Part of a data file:
++++

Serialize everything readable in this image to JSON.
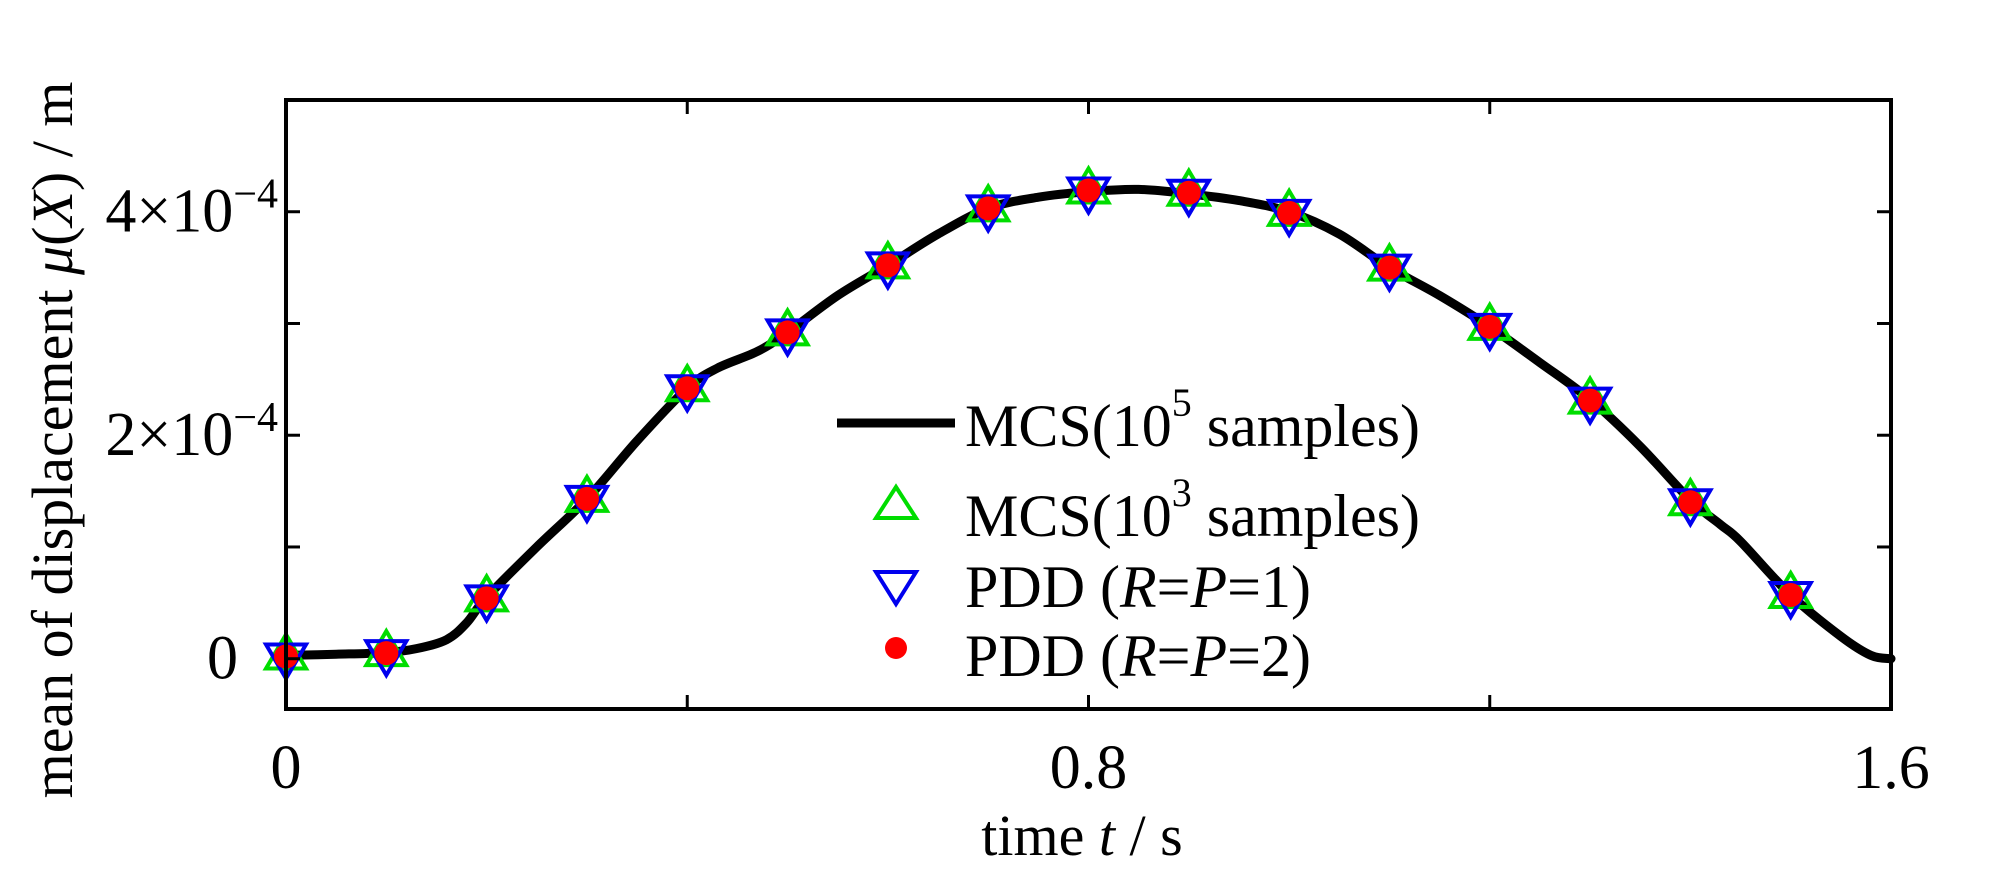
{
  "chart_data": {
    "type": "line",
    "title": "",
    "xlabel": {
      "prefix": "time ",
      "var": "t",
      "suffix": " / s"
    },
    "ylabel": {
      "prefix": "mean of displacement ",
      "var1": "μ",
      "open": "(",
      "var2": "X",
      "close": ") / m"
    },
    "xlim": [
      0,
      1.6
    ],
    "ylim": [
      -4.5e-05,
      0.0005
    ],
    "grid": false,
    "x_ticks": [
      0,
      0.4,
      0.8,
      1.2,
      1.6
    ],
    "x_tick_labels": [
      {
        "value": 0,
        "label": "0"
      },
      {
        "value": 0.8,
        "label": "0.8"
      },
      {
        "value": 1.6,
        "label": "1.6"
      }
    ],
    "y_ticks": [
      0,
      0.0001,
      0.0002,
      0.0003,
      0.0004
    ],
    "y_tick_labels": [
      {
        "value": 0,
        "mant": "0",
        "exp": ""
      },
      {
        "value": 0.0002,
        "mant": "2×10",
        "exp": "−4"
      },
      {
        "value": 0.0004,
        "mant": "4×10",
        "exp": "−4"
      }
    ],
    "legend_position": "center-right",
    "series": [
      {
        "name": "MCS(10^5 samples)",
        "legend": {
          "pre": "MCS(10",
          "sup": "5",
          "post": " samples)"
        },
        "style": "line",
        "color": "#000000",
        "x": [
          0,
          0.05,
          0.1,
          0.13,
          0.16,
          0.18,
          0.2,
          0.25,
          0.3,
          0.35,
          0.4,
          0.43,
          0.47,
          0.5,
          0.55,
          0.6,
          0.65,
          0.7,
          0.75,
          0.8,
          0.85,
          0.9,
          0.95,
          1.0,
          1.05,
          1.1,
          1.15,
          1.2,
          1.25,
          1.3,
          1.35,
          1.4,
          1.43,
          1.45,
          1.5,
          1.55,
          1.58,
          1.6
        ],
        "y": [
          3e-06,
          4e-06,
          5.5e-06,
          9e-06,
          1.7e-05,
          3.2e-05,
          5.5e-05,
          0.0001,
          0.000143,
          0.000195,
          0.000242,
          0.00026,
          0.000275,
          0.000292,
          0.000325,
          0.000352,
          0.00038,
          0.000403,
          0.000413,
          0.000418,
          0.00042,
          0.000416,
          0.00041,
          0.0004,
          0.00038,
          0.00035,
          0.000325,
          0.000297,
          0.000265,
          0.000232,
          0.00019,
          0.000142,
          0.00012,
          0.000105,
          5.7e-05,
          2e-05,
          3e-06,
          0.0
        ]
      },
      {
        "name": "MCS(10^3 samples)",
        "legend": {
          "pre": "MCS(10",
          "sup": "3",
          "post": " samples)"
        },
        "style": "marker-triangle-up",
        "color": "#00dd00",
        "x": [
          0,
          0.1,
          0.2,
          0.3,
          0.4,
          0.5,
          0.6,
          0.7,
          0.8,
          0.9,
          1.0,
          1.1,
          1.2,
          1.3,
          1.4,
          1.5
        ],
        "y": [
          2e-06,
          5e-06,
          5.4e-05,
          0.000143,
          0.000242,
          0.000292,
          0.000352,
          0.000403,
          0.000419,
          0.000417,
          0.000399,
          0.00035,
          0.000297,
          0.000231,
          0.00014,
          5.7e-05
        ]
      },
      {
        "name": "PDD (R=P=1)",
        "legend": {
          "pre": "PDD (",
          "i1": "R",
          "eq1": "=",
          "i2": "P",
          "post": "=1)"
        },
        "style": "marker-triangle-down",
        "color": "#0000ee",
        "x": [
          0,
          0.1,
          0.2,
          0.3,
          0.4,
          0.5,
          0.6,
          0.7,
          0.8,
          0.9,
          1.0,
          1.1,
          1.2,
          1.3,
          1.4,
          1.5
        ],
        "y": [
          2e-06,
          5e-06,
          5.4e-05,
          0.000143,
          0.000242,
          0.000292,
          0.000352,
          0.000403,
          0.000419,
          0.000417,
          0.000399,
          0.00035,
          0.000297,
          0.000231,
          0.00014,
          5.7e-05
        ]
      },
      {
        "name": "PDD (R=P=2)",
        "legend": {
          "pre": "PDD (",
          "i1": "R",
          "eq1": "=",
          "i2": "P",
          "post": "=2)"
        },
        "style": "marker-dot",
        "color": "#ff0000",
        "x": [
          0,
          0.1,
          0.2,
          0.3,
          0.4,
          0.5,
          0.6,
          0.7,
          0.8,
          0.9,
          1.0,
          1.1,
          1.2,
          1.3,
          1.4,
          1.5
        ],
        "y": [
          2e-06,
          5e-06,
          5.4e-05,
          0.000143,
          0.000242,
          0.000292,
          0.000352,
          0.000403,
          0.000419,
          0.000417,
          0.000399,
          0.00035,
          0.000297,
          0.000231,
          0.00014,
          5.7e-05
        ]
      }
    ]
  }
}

++++

* **Your goal**: All the records above need to be given again word for word. Skip the pictures.

* **The completed task**:
Serialize everything readable in this image to JSON.
{
  "chart_data": {
    "type": "line",
    "title": "",
    "xlabel": {
      "prefix": "time ",
      "var": "t",
      "suffix": " / s"
    },
    "ylabel": {
      "prefix": "mean of displacement ",
      "var1": "μ",
      "open": "(",
      "var2": "X",
      "close": ") / m"
    },
    "xlim": [
      0,
      1.6
    ],
    "ylim": [
      -4.5e-05,
      0.0005
    ],
    "grid": false,
    "x_ticks": [
      0,
      0.4,
      0.8,
      1.2,
      1.6
    ],
    "x_tick_labels": [
      {
        "value": 0,
        "label": "0"
      },
      {
        "value": 0.8,
        "label": "0.8"
      },
      {
        "value": 1.6,
        "label": "1.6"
      }
    ],
    "y_ticks": [
      0,
      0.0001,
      0.0002,
      0.0003,
      0.0004
    ],
    "y_tick_labels": [
      {
        "value": 0,
        "mant": "0",
        "exp": ""
      },
      {
        "value": 0.0002,
        "mant": "2×10",
        "exp": "−4"
      },
      {
        "value": 0.0004,
        "mant": "4×10",
        "exp": "−4"
      }
    ],
    "legend_position": "center-right",
    "series": [
      {
        "name": "MCS(10^5 samples)",
        "legend": {
          "pre": "MCS(10",
          "sup": "5",
          "post": " samples)"
        },
        "style": "line",
        "color": "#000000",
        "x": [
          0,
          0.05,
          0.1,
          0.13,
          0.16,
          0.18,
          0.2,
          0.25,
          0.3,
          0.35,
          0.4,
          0.43,
          0.47,
          0.5,
          0.55,
          0.6,
          0.65,
          0.7,
          0.75,
          0.8,
          0.85,
          0.9,
          0.95,
          1.0,
          1.05,
          1.1,
          1.15,
          1.2,
          1.25,
          1.3,
          1.35,
          1.4,
          1.43,
          1.45,
          1.5,
          1.55,
          1.58,
          1.6
        ],
        "y": [
          3e-06,
          4e-06,
          5.5e-06,
          9e-06,
          1.7e-05,
          3.2e-05,
          5.5e-05,
          0.0001,
          0.000143,
          0.000195,
          0.000242,
          0.00026,
          0.000275,
          0.000292,
          0.000325,
          0.000352,
          0.00038,
          0.000403,
          0.000413,
          0.000418,
          0.00042,
          0.000416,
          0.00041,
          0.0004,
          0.00038,
          0.00035,
          0.000325,
          0.000297,
          0.000265,
          0.000232,
          0.00019,
          0.000142,
          0.00012,
          0.000105,
          5.7e-05,
          2e-05,
          3e-06,
          0.0
        ]
      },
      {
        "name": "MCS(10^3 samples)",
        "legend": {
          "pre": "MCS(10",
          "sup": "3",
          "post": " samples)"
        },
        "style": "marker-triangle-up",
        "color": "#00dd00",
        "x": [
          0,
          0.1,
          0.2,
          0.3,
          0.4,
          0.5,
          0.6,
          0.7,
          0.8,
          0.9,
          1.0,
          1.1,
          1.2,
          1.3,
          1.4,
          1.5
        ],
        "y": [
          2e-06,
          5e-06,
          5.4e-05,
          0.000143,
          0.000242,
          0.000292,
          0.000352,
          0.000403,
          0.000419,
          0.000417,
          0.000399,
          0.00035,
          0.000297,
          0.000231,
          0.00014,
          5.7e-05
        ]
      },
      {
        "name": "PDD (R=P=1)",
        "legend": {
          "pre": "PDD (",
          "i1": "R",
          "eq1": "=",
          "i2": "P",
          "post": "=1)"
        },
        "style": "marker-triangle-down",
        "color": "#0000ee",
        "x": [
          0,
          0.1,
          0.2,
          0.3,
          0.4,
          0.5,
          0.6,
          0.7,
          0.8,
          0.9,
          1.0,
          1.1,
          1.2,
          1.3,
          1.4,
          1.5
        ],
        "y": [
          2e-06,
          5e-06,
          5.4e-05,
          0.000143,
          0.000242,
          0.000292,
          0.000352,
          0.000403,
          0.000419,
          0.000417,
          0.000399,
          0.00035,
          0.000297,
          0.000231,
          0.00014,
          5.7e-05
        ]
      },
      {
        "name": "PDD (R=P=2)",
        "legend": {
          "pre": "PDD (",
          "i1": "R",
          "eq1": "=",
          "i2": "P",
          "post": "=2)"
        },
        "style": "marker-dot",
        "color": "#ff0000",
        "x": [
          0,
          0.1,
          0.2,
          0.3,
          0.4,
          0.5,
          0.6,
          0.7,
          0.8,
          0.9,
          1.0,
          1.1,
          1.2,
          1.3,
          1.4,
          1.5
        ],
        "y": [
          2e-06,
          5e-06,
          5.4e-05,
          0.000143,
          0.000242,
          0.000292,
          0.000352,
          0.000403,
          0.000419,
          0.000417,
          0.000399,
          0.00035,
          0.000297,
          0.000231,
          0.00014,
          5.7e-05
        ]
      }
    ]
  }
}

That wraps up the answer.